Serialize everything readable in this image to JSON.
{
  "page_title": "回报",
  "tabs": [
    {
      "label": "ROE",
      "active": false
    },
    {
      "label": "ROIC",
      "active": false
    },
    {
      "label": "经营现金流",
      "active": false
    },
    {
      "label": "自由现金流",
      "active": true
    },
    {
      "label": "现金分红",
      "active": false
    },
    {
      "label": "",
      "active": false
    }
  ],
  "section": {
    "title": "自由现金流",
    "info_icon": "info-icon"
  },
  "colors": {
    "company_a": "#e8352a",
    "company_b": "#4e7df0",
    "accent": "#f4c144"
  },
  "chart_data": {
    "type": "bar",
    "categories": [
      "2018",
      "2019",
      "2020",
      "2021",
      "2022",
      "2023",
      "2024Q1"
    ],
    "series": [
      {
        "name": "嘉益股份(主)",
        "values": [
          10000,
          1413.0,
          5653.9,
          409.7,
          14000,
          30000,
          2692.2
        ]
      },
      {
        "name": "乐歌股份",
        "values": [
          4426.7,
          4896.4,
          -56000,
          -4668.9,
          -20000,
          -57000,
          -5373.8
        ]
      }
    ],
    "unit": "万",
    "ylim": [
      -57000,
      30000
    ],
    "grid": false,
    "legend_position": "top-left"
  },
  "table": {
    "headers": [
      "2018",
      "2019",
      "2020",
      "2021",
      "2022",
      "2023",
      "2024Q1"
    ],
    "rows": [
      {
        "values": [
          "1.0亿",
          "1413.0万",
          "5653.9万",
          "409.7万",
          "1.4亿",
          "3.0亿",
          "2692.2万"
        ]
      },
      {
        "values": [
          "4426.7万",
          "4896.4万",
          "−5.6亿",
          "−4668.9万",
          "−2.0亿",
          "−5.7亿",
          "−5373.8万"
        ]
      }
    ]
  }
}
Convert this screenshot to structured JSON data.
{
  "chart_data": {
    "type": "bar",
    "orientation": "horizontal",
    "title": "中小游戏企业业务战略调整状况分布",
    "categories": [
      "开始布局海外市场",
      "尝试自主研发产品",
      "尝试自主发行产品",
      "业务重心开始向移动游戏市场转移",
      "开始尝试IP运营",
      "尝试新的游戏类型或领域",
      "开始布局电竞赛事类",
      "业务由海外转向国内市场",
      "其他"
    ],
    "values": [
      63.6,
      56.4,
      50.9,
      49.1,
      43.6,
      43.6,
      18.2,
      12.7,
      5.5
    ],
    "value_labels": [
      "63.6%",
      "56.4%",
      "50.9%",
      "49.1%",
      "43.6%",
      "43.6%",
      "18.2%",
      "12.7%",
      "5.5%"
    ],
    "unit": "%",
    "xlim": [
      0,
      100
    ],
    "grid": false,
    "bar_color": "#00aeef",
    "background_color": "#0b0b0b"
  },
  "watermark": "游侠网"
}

+-------+

Your objective: Using the data above, output each line exactly.

Exercise output:
Serialize everything readable in this image to JSON.
{
  "page_title": "回报",
  "tabs": [
    {
      "label": "ROE",
      "active": false
    },
    {
      "label": "ROIC",
      "active": false
    },
    {
      "label": "经营现金流",
      "active": false
    },
    {
      "label": "自由现金流",
      "active": true
    },
    {
      "label": "现金分红",
      "active": false
    },
    {
      "label": "",
      "active": false
    }
  ],
  "section": {
    "title": "自由现金流",
    "info_icon": "info-icon"
  },
  "colors": {
    "company_a": "#e8352a",
    "company_b": "#4e7df0",
    "accent": "#f4c144"
  },
  "chart_data": {
    "type": "bar",
    "categories": [
      "2018",
      "2019",
      "2020",
      "2021",
      "2022",
      "2023",
      "2024Q1"
    ],
    "series": [
      {
        "name": "嘉益股份(主)",
        "values": [
          10000,
          1413.0,
          5653.9,
          409.7,
          14000,
          30000,
          2692.2
        ]
      },
      {
        "name": "乐歌股份",
        "values": [
          4426.7,
          4896.4,
          -56000,
          -4668.9,
          -20000,
          -57000,
          -5373.8
        ]
      }
    ],
    "unit": "万",
    "ylim": [
      -57000,
      30000
    ],
    "grid": false,
    "legend_position": "top-left"
  },
  "table": {
    "headers": [
      "2018",
      "2019",
      "2020",
      "2021",
      "2022",
      "2023",
      "2024Q1"
    ],
    "rows": [
      {
        "values": [
          "1.0亿",
          "1413.0万",
          "5653.9万",
          "409.7万",
          "1.4亿",
          "3.0亿",
          "2692.2万"
        ]
      },
      {
        "values": [
          "4426.7万",
          "4896.4万",
          "−5.6亿",
          "−4668.9万",
          "−2.0亿",
          "−5.7亿",
          "−5373.8万"
        ]
      }
    ]
  }
}
Convert this screenshot to structured JSON data.
{
  "chart_data": {
    "type": "bar",
    "orientation": "horizontal",
    "title": "中小游戏企业业务战略调整状况分布",
    "categories": [
      "开始布局海外市场",
      "尝试自主研发产品",
      "尝试自主发行产品",
      "业务重心开始向移动游戏市场转移",
      "开始尝试IP运营",
      "尝试新的游戏类型或领域",
      "开始布局电竞赛事类",
      "业务由海外转向国内市场",
      "其他"
    ],
    "values": [
      63.6,
      56.4,
      50.9,
      49.1,
      43.6,
      43.6,
      18.2,
      12.7,
      5.5
    ],
    "value_labels": [
      "63.6%",
      "56.4%",
      "50.9%",
      "49.1%",
      "43.6%",
      "43.6%",
      "18.2%",
      "12.7%",
      "5.5%"
    ],
    "unit": "%",
    "xlim": [
      0,
      100
    ],
    "grid": false,
    "bar_color": "#00aeef",
    "background_color": "#0b0b0b"
  },
  "watermark": "游侠网"
}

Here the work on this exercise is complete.